— YOUR GOAL —
Find each line holding the word "Forecast" and give the total alone.

[Records excerpted from a collection]
◆ ◆ ◆ ◆ ◆ ◆ ◆
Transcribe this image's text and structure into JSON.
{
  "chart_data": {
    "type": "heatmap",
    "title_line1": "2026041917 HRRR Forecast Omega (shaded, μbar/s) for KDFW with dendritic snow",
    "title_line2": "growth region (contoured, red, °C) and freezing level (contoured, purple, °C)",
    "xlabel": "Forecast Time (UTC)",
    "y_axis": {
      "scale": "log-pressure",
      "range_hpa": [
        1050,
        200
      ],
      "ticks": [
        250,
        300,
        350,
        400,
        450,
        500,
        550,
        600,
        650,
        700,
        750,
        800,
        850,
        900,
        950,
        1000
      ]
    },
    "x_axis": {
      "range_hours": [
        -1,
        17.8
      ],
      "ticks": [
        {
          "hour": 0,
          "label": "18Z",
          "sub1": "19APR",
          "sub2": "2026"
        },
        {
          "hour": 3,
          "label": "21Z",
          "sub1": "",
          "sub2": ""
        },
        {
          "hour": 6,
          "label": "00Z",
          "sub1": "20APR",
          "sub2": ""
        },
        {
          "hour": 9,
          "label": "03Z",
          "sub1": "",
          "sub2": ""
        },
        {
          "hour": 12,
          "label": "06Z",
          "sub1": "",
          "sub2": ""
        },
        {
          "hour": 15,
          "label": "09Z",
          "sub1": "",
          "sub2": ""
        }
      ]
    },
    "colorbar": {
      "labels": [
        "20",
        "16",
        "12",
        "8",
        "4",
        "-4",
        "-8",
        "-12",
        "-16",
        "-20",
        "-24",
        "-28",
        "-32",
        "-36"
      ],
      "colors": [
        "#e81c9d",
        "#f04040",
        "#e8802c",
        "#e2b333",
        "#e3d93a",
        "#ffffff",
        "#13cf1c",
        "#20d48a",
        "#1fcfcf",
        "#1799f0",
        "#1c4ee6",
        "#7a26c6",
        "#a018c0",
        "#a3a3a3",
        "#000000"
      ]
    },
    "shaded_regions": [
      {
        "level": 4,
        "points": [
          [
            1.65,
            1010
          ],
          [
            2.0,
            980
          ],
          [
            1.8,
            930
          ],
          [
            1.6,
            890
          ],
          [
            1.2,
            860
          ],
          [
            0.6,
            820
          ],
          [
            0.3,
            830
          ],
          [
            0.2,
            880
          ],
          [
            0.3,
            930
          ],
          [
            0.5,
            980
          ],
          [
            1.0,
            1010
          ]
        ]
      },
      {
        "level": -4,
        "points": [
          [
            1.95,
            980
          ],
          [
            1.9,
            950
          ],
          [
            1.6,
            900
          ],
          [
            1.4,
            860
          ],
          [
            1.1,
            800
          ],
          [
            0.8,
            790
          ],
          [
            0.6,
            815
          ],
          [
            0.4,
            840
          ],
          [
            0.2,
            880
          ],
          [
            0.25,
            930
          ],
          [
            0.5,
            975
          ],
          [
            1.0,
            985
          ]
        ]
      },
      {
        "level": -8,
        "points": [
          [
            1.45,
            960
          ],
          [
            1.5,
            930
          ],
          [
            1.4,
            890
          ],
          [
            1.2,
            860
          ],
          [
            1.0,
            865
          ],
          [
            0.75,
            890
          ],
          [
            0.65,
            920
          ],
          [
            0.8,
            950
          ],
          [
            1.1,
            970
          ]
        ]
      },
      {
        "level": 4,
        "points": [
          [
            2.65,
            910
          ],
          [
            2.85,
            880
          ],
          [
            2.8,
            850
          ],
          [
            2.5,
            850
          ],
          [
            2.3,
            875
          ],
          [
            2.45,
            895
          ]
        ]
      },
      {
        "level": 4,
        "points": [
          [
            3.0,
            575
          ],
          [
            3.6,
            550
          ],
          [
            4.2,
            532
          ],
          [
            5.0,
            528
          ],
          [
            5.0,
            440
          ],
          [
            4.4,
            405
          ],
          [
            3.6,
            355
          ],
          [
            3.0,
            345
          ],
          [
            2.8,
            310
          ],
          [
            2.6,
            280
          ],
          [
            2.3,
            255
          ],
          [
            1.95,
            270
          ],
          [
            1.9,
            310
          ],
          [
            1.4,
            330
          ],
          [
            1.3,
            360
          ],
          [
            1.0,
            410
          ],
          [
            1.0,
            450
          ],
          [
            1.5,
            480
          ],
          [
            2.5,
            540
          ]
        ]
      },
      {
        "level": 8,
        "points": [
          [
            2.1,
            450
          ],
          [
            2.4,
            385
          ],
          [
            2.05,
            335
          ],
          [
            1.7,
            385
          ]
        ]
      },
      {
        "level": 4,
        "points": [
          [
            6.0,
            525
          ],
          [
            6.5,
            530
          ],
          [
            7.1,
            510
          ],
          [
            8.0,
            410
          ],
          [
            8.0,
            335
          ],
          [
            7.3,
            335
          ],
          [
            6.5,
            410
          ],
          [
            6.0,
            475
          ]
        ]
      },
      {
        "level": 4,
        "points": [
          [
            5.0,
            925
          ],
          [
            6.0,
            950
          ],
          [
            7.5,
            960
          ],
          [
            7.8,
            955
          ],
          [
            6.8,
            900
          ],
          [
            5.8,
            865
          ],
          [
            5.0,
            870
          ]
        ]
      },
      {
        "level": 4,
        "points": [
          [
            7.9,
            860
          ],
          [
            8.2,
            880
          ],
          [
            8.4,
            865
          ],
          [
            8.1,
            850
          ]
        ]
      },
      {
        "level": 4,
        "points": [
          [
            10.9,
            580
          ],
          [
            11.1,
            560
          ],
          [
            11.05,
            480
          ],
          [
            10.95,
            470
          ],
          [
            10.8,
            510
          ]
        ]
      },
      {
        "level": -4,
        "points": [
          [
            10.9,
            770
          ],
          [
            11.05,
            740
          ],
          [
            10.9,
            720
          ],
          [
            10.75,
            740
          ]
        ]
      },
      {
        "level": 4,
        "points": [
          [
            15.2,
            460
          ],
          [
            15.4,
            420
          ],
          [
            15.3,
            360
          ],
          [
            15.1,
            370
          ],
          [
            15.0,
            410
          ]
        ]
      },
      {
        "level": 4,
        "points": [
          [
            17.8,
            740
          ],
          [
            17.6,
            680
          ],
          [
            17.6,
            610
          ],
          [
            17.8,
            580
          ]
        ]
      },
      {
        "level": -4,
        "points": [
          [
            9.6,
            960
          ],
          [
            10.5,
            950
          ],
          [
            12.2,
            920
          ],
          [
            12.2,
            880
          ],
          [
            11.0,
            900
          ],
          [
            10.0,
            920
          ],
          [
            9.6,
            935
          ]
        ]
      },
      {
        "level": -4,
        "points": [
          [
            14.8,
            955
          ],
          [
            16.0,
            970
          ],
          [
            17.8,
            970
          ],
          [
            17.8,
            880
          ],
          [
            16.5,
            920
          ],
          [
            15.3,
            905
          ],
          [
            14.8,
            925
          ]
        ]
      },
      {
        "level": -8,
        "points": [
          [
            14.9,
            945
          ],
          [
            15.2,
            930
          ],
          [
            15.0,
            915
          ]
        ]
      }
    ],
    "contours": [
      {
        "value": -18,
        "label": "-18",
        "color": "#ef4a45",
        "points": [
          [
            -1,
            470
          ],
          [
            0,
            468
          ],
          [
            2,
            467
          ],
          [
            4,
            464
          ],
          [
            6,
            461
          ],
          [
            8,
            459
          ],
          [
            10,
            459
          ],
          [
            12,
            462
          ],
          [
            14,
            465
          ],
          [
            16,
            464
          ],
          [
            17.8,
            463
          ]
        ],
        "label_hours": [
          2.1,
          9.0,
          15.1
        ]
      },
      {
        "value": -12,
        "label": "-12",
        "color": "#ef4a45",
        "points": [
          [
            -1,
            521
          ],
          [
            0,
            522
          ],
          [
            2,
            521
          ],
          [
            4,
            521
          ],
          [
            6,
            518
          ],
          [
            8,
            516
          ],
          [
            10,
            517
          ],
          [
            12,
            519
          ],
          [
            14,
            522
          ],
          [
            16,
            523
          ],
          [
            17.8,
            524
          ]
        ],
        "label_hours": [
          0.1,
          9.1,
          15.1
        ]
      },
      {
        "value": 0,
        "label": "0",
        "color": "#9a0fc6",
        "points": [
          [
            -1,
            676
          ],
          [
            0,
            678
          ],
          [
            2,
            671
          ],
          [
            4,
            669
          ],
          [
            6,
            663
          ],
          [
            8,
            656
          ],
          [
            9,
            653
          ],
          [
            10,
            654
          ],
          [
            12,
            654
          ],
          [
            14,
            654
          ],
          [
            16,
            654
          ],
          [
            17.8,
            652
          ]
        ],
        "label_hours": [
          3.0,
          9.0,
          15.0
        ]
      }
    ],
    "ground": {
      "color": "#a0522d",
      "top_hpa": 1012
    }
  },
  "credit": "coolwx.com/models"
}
◆ ◆ ◆ ◆ ◆ ◆ ◆
— PROBLEM SOLUTION —
2